#### Raw data
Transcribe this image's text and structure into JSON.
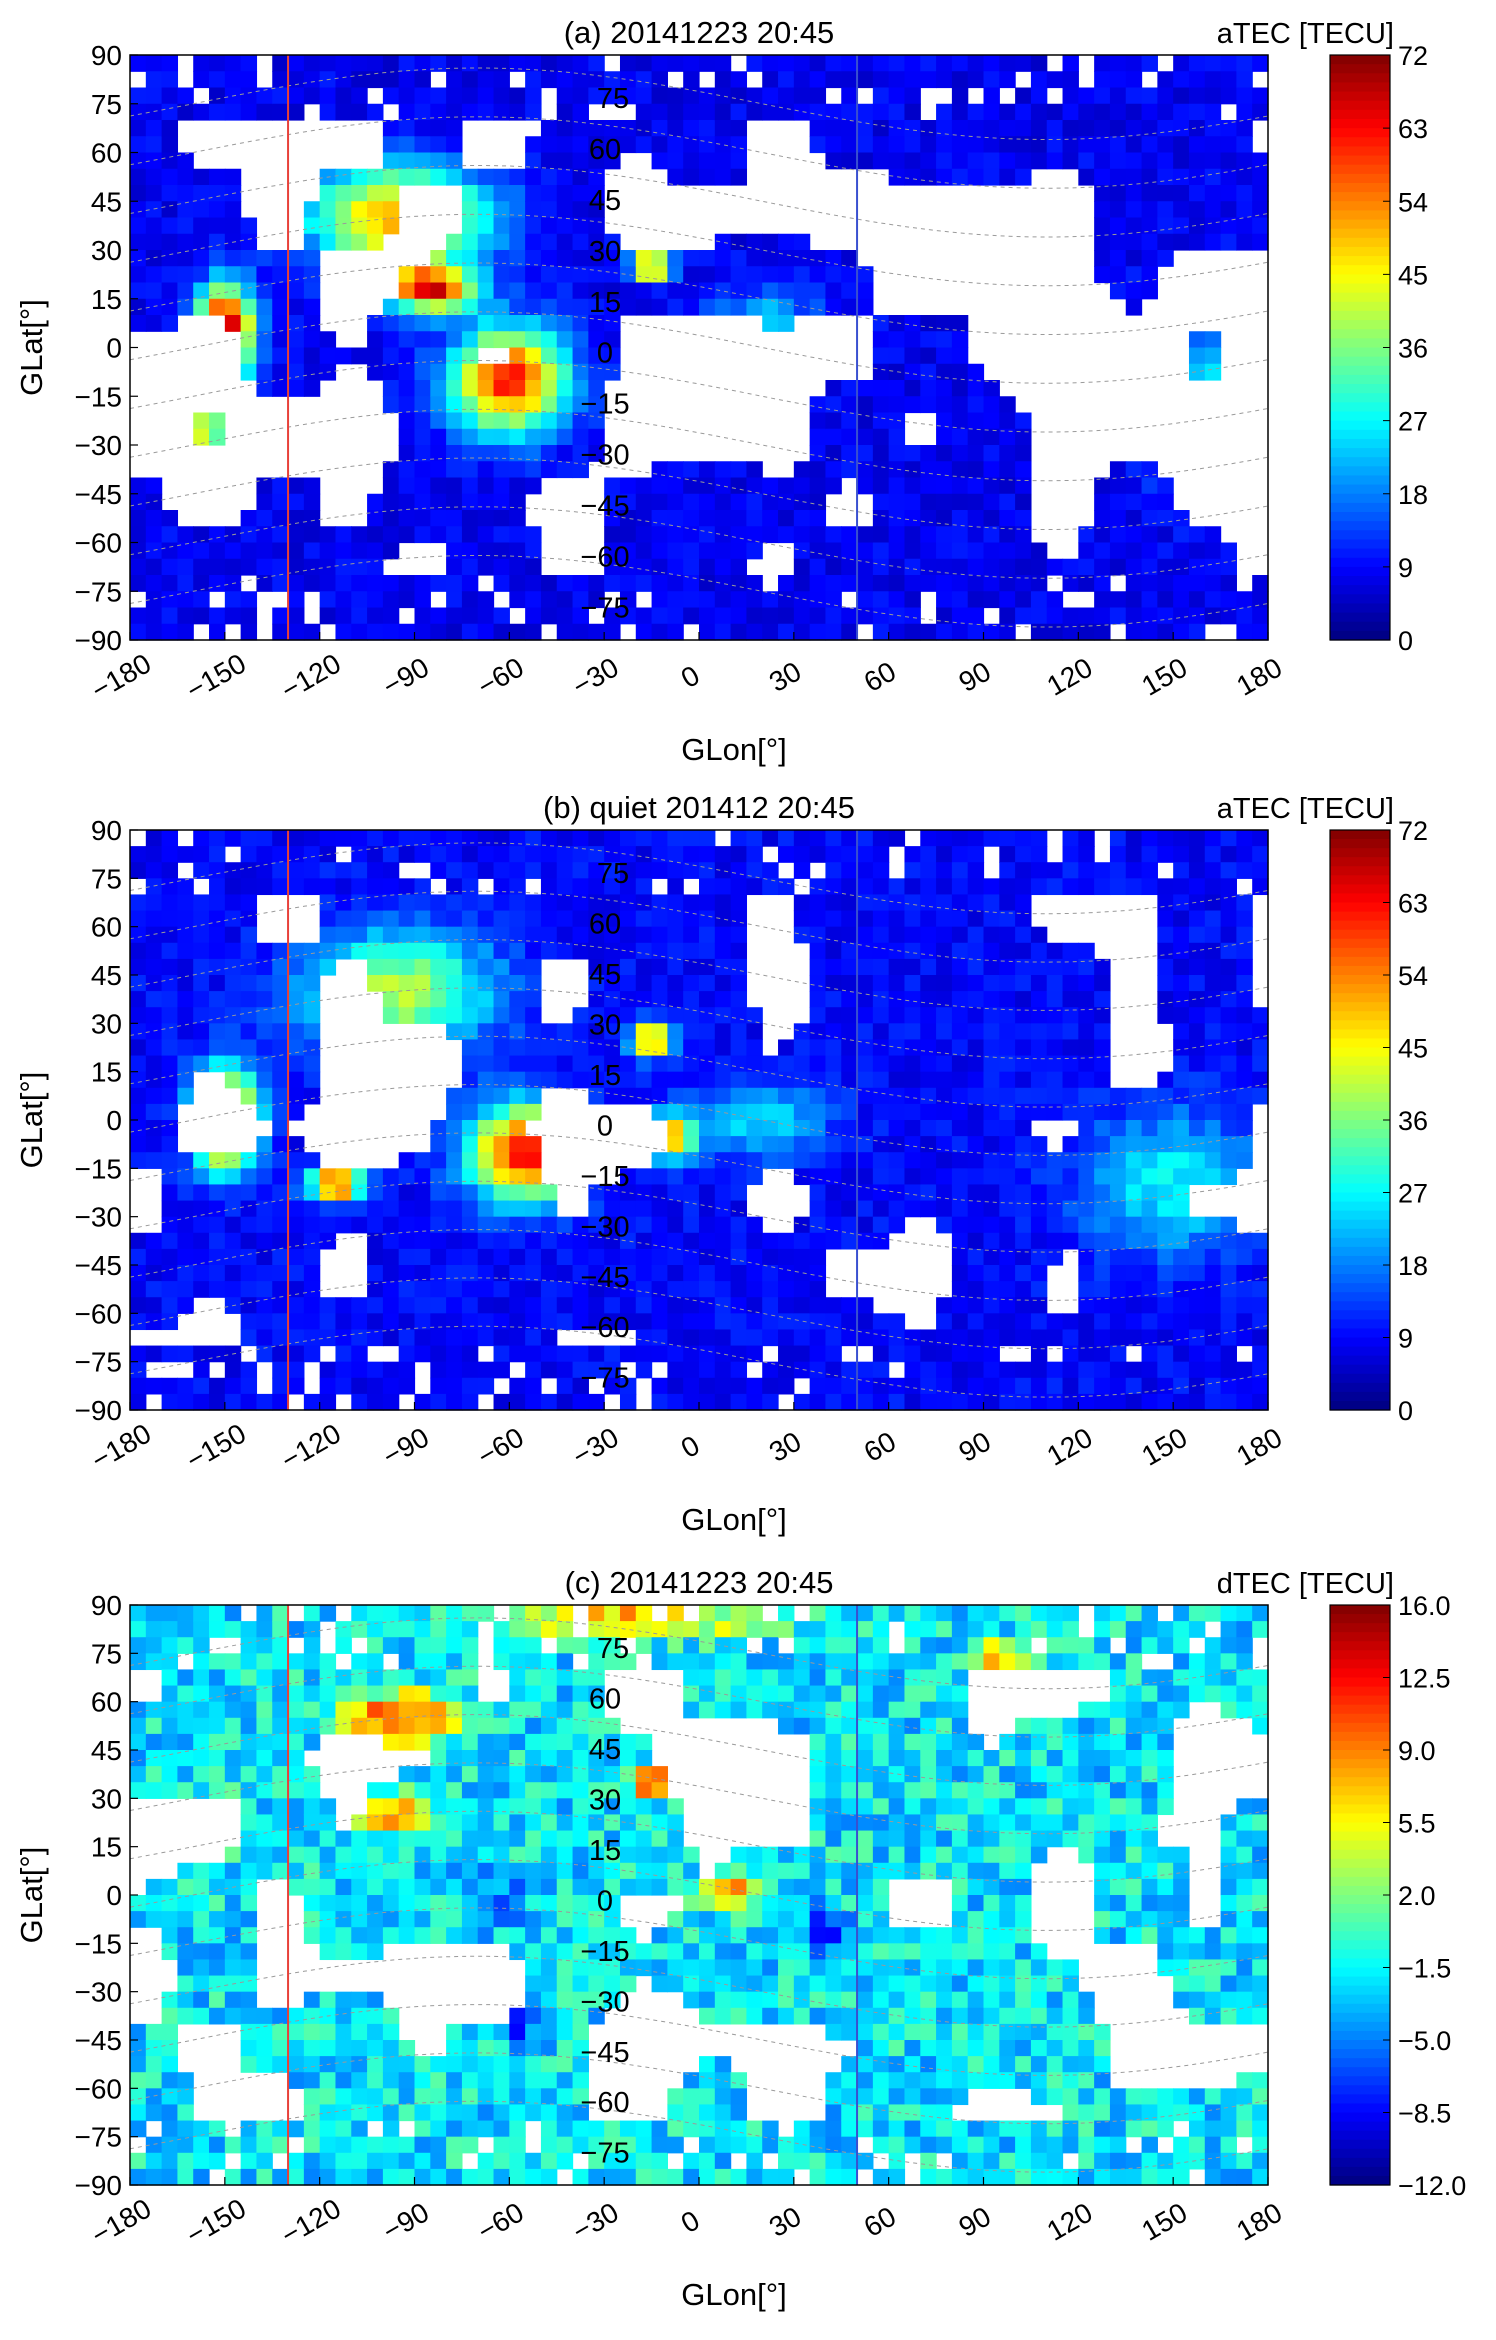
{
  "chart_data": [
    {
      "type": "heatmap",
      "title": "(a) 20141223 20:45",
      "colorbar_label": "aTEC [TECU]",
      "xlabel": "GLon[°]",
      "ylabel": "GLat[°]",
      "xlim": [
        -180,
        180
      ],
      "ylim": [
        -90,
        90
      ],
      "xticks": [
        "−180",
        "−150",
        "−120",
        "−90",
        "−60",
        "−30",
        "0",
        "30",
        "60",
        "90",
        "120",
        "150",
        "180"
      ],
      "yticks": [
        "90",
        "75",
        "60",
        "45",
        "30",
        "15",
        "0",
        "−15",
        "−30",
        "−45",
        "−60",
        "−75",
        "−90"
      ],
      "mag_lat_labels": [
        "75",
        "60",
        "45",
        "30",
        "15",
        "0",
        "−15",
        "−30",
        "−45",
        "−60",
        "−75"
      ],
      "colorbar_ticks": [
        "72",
        "63",
        "54",
        "45",
        "36",
        "27",
        "18",
        "9",
        "0"
      ],
      "clim": [
        0,
        72
      ],
      "vertical_lines": [
        {
          "lon": -130,
          "color": "#e8413a"
        },
        {
          "lon": 50,
          "color": "#3a50d0"
        }
      ],
      "blobs": [
        {
          "lon": -95,
          "lat": 40,
          "sx": 28,
          "sy": 16,
          "v": 52
        },
        {
          "lon": -60,
          "lat": -10,
          "sx": 18,
          "sy": 16,
          "v": 62
        },
        {
          "lon": -85,
          "lat": 18,
          "sx": 14,
          "sy": 7,
          "v": 62
        },
        {
          "lon": -150,
          "lat": 5,
          "sx": 9,
          "sy": 14,
          "v": 72
        },
        {
          "lon": -108,
          "lat": -22,
          "sx": 7,
          "sy": 5,
          "v": 70
        },
        {
          "lon": -15,
          "lat": 25,
          "sx": 6,
          "sy": 4,
          "v": 68
        },
        {
          "lon": -5,
          "lat": -5,
          "sx": 8,
          "sy": 8,
          "v": 60
        },
        {
          "lon": 170,
          "lat": -15,
          "sx": 28,
          "sy": 25,
          "v": 27
        },
        {
          "lon": -160,
          "lat": -25,
          "sx": 12,
          "sy": 12,
          "v": 45
        },
        {
          "lon": 20,
          "lat": 5,
          "sx": 18,
          "sy": 12,
          "v": 26
        }
      ],
      "base": 8,
      "noise": 3,
      "fill_ratio": 0.62,
      "seed": 11
    },
    {
      "type": "heatmap",
      "title": "(b) quiet 201412 20:45",
      "colorbar_label": "aTEC [TECU]",
      "xlabel": "GLon[°]",
      "ylabel": "GLat[°]",
      "xlim": [
        -180,
        180
      ],
      "ylim": [
        -90,
        90
      ],
      "xticks": [
        "−180",
        "−150",
        "−120",
        "−90",
        "−60",
        "−30",
        "0",
        "30",
        "60",
        "90",
        "120",
        "150",
        "180"
      ],
      "yticks": [
        "90",
        "75",
        "60",
        "45",
        "30",
        "15",
        "0",
        "−15",
        "−30",
        "−45",
        "−60",
        "−75",
        "−90"
      ],
      "mag_lat_labels": [
        "75",
        "60",
        "45",
        "30",
        "15",
        "0",
        "−15",
        "−30",
        "−45",
        "−60",
        "−75"
      ],
      "colorbar_ticks": [
        "72",
        "63",
        "54",
        "45",
        "36",
        "27",
        "18",
        "9",
        "0"
      ],
      "clim": [
        0,
        72
      ],
      "vertical_lines": [
        {
          "lon": -130,
          "color": "#e8413a"
        },
        {
          "lon": 50,
          "color": "#3a50d0"
        }
      ],
      "blobs": [
        {
          "lon": -95,
          "lat": 40,
          "sx": 30,
          "sy": 18,
          "v": 40
        },
        {
          "lon": -55,
          "lat": -10,
          "sx": 18,
          "sy": 15,
          "v": 62
        },
        {
          "lon": -150,
          "lat": 0,
          "sx": 10,
          "sy": 15,
          "v": 72
        },
        {
          "lon": -115,
          "lat": -20,
          "sx": 8,
          "sy": 5,
          "v": 66
        },
        {
          "lon": -15,
          "lat": 25,
          "sx": 6,
          "sy": 5,
          "v": 65
        },
        {
          "lon": -10,
          "lat": -5,
          "sx": 9,
          "sy": 7,
          "v": 55
        },
        {
          "lon": 150,
          "lat": -20,
          "sx": 28,
          "sy": 22,
          "v": 27
        },
        {
          "lon": 20,
          "lat": 0,
          "sx": 20,
          "sy": 12,
          "v": 25
        }
      ],
      "base": 9,
      "noise": 3,
      "fill_ratio": 0.66,
      "seed": 23
    },
    {
      "type": "heatmap",
      "title": "(c) 20141223 20:45",
      "colorbar_label": "dTEC [TECU]",
      "xlabel": "GLon[°]",
      "ylabel": "GLat[°]",
      "xlim": [
        -180,
        180
      ],
      "ylim": [
        -90,
        90
      ],
      "xticks": [
        "−180",
        "−150",
        "−120",
        "−90",
        "−60",
        "−30",
        "0",
        "30",
        "60",
        "90",
        "120",
        "150",
        "180"
      ],
      "yticks": [
        "90",
        "75",
        "60",
        "45",
        "30",
        "15",
        "0",
        "−15",
        "−30",
        "−45",
        "−60",
        "−75",
        "−90"
      ],
      "mag_lat_labels": [
        "75",
        "60",
        "45",
        "30",
        "15",
        "0",
        "−15",
        "−30",
        "−45",
        "−60",
        "−75"
      ],
      "colorbar_ticks": [
        "16.0",
        "12.5",
        "9.0",
        "5.5",
        "2.0",
        "−1.5",
        "−5.0",
        "−8.5",
        "−12.0"
      ],
      "clim": [
        -12,
        16
      ],
      "vertical_lines": [
        {
          "lon": -130,
          "color": "#e8413a"
        },
        {
          "lon": 50,
          "color": "#3a50d0"
        }
      ],
      "blobs": [
        {
          "lon": -95,
          "lat": 55,
          "sx": 18,
          "sy": 8,
          "v": 12
        },
        {
          "lon": -100,
          "lat": 25,
          "sx": 12,
          "sy": 6,
          "v": 11
        },
        {
          "lon": -60,
          "lat": -35,
          "sx": 8,
          "sy": 8,
          "v": -12
        },
        {
          "lon": -65,
          "lat": 0,
          "sx": 10,
          "sy": 8,
          "v": -6
        },
        {
          "lon": -20,
          "lat": 85,
          "sx": 40,
          "sy": 5,
          "v": 9
        },
        {
          "lon": 95,
          "lat": 75,
          "sx": 8,
          "sy": 3,
          "v": 14
        },
        {
          "lon": -150,
          "lat": 25,
          "sx": 6,
          "sy": 8,
          "v": 12
        },
        {
          "lon": 10,
          "lat": 0,
          "sx": 8,
          "sy": 5,
          "v": 10
        },
        {
          "lon": -15,
          "lat": 35,
          "sx": 6,
          "sy": 4,
          "v": 14
        },
        {
          "lon": 40,
          "lat": -10,
          "sx": 6,
          "sy": 6,
          "v": -10
        }
      ],
      "base": -2,
      "noise": 3,
      "fill_ratio": 0.6,
      "seed": 37
    }
  ]
}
########
▶ [Written exercise] Write out the material above again, word for word, minus its pictures.

▶ [Expected answer]
Transcribe this image's text and structure into JSON.
{
  "chart_data": [
    {
      "type": "heatmap",
      "title": "(a) 20141223 20:45",
      "colorbar_label": "aTEC [TECU]",
      "xlabel": "GLon[°]",
      "ylabel": "GLat[°]",
      "xlim": [
        -180,
        180
      ],
      "ylim": [
        -90,
        90
      ],
      "xticks": [
        "−180",
        "−150",
        "−120",
        "−90",
        "−60",
        "−30",
        "0",
        "30",
        "60",
        "90",
        "120",
        "150",
        "180"
      ],
      "yticks": [
        "90",
        "75",
        "60",
        "45",
        "30",
        "15",
        "0",
        "−15",
        "−30",
        "−45",
        "−60",
        "−75",
        "−90"
      ],
      "mag_lat_labels": [
        "75",
        "60",
        "45",
        "30",
        "15",
        "0",
        "−15",
        "−30",
        "−45",
        "−60",
        "−75"
      ],
      "colorbar_ticks": [
        "72",
        "63",
        "54",
        "45",
        "36",
        "27",
        "18",
        "9",
        "0"
      ],
      "clim": [
        0,
        72
      ],
      "vertical_lines": [
        {
          "lon": -130,
          "color": "#e8413a"
        },
        {
          "lon": 50,
          "color": "#3a50d0"
        }
      ],
      "blobs": [
        {
          "lon": -95,
          "lat": 40,
          "sx": 28,
          "sy": 16,
          "v": 52
        },
        {
          "lon": -60,
          "lat": -10,
          "sx": 18,
          "sy": 16,
          "v": 62
        },
        {
          "lon": -85,
          "lat": 18,
          "sx": 14,
          "sy": 7,
          "v": 62
        },
        {
          "lon": -150,
          "lat": 5,
          "sx": 9,
          "sy": 14,
          "v": 72
        },
        {
          "lon": -108,
          "lat": -22,
          "sx": 7,
          "sy": 5,
          "v": 70
        },
        {
          "lon": -15,
          "lat": 25,
          "sx": 6,
          "sy": 4,
          "v": 68
        },
        {
          "lon": -5,
          "lat": -5,
          "sx": 8,
          "sy": 8,
          "v": 60
        },
        {
          "lon": 170,
          "lat": -15,
          "sx": 28,
          "sy": 25,
          "v": 27
        },
        {
          "lon": -160,
          "lat": -25,
          "sx": 12,
          "sy": 12,
          "v": 45
        },
        {
          "lon": 20,
          "lat": 5,
          "sx": 18,
          "sy": 12,
          "v": 26
        }
      ],
      "base": 8,
      "noise": 3,
      "fill_ratio": 0.62,
      "seed": 11
    },
    {
      "type": "heatmap",
      "title": "(b) quiet 201412 20:45",
      "colorbar_label": "aTEC [TECU]",
      "xlabel": "GLon[°]",
      "ylabel": "GLat[°]",
      "xlim": [
        -180,
        180
      ],
      "ylim": [
        -90,
        90
      ],
      "xticks": [
        "−180",
        "−150",
        "−120",
        "−90",
        "−60",
        "−30",
        "0",
        "30",
        "60",
        "90",
        "120",
        "150",
        "180"
      ],
      "yticks": [
        "90",
        "75",
        "60",
        "45",
        "30",
        "15",
        "0",
        "−15",
        "−30",
        "−45",
        "−60",
        "−75",
        "−90"
      ],
      "mag_lat_labels": [
        "75",
        "60",
        "45",
        "30",
        "15",
        "0",
        "−15",
        "−30",
        "−45",
        "−60",
        "−75"
      ],
      "colorbar_ticks": [
        "72",
        "63",
        "54",
        "45",
        "36",
        "27",
        "18",
        "9",
        "0"
      ],
      "clim": [
        0,
        72
      ],
      "vertical_lines": [
        {
          "lon": -130,
          "color": "#e8413a"
        },
        {
          "lon": 50,
          "color": "#3a50d0"
        }
      ],
      "blobs": [
        {
          "lon": -95,
          "lat": 40,
          "sx": 30,
          "sy": 18,
          "v": 40
        },
        {
          "lon": -55,
          "lat": -10,
          "sx": 18,
          "sy": 15,
          "v": 62
        },
        {
          "lon": -150,
          "lat": 0,
          "sx": 10,
          "sy": 15,
          "v": 72
        },
        {
          "lon": -115,
          "lat": -20,
          "sx": 8,
          "sy": 5,
          "v": 66
        },
        {
          "lon": -15,
          "lat": 25,
          "sx": 6,
          "sy": 5,
          "v": 65
        },
        {
          "lon": -10,
          "lat": -5,
          "sx": 9,
          "sy": 7,
          "v": 55
        },
        {
          "lon": 150,
          "lat": -20,
          "sx": 28,
          "sy": 22,
          "v": 27
        },
        {
          "lon": 20,
          "lat": 0,
          "sx": 20,
          "sy": 12,
          "v": 25
        }
      ],
      "base": 9,
      "noise": 3,
      "fill_ratio": 0.66,
      "seed": 23
    },
    {
      "type": "heatmap",
      "title": "(c) 20141223 20:45",
      "colorbar_label": "dTEC [TECU]",
      "xlabel": "GLon[°]",
      "ylabel": "GLat[°]",
      "xlim": [
        -180,
        180
      ],
      "ylim": [
        -90,
        90
      ],
      "xticks": [
        "−180",
        "−150",
        "−120",
        "−90",
        "−60",
        "−30",
        "0",
        "30",
        "60",
        "90",
        "120",
        "150",
        "180"
      ],
      "yticks": [
        "90",
        "75",
        "60",
        "45",
        "30",
        "15",
        "0",
        "−15",
        "−30",
        "−45",
        "−60",
        "−75",
        "−90"
      ],
      "mag_lat_labels": [
        "75",
        "60",
        "45",
        "30",
        "15",
        "0",
        "−15",
        "−30",
        "−45",
        "−60",
        "−75"
      ],
      "colorbar_ticks": [
        "16.0",
        "12.5",
        "9.0",
        "5.5",
        "2.0",
        "−1.5",
        "−5.0",
        "−8.5",
        "−12.0"
      ],
      "clim": [
        -12,
        16
      ],
      "vertical_lines": [
        {
          "lon": -130,
          "color": "#e8413a"
        },
        {
          "lon": 50,
          "color": "#3a50d0"
        }
      ],
      "blobs": [
        {
          "lon": -95,
          "lat": 55,
          "sx": 18,
          "sy": 8,
          "v": 12
        },
        {
          "lon": -100,
          "lat": 25,
          "sx": 12,
          "sy": 6,
          "v": 11
        },
        {
          "lon": -60,
          "lat": -35,
          "sx": 8,
          "sy": 8,
          "v": -12
        },
        {
          "lon": -65,
          "lat": 0,
          "sx": 10,
          "sy": 8,
          "v": -6
        },
        {
          "lon": -20,
          "lat": 85,
          "sx": 40,
          "sy": 5,
          "v": 9
        },
        {
          "lon": 95,
          "lat": 75,
          "sx": 8,
          "sy": 3,
          "v": 14
        },
        {
          "lon": -150,
          "lat": 25,
          "sx": 6,
          "sy": 8,
          "v": 12
        },
        {
          "lon": 10,
          "lat": 0,
          "sx": 8,
          "sy": 5,
          "v": 10
        },
        {
          "lon": -15,
          "lat": 35,
          "sx": 6,
          "sy": 4,
          "v": 14
        },
        {
          "lon": 40,
          "lat": -10,
          "sx": 6,
          "sy": 6,
          "v": -10
        }
      ],
      "base": -2,
      "noise": 3,
      "fill_ratio": 0.6,
      "seed": 37
    }
  ]
}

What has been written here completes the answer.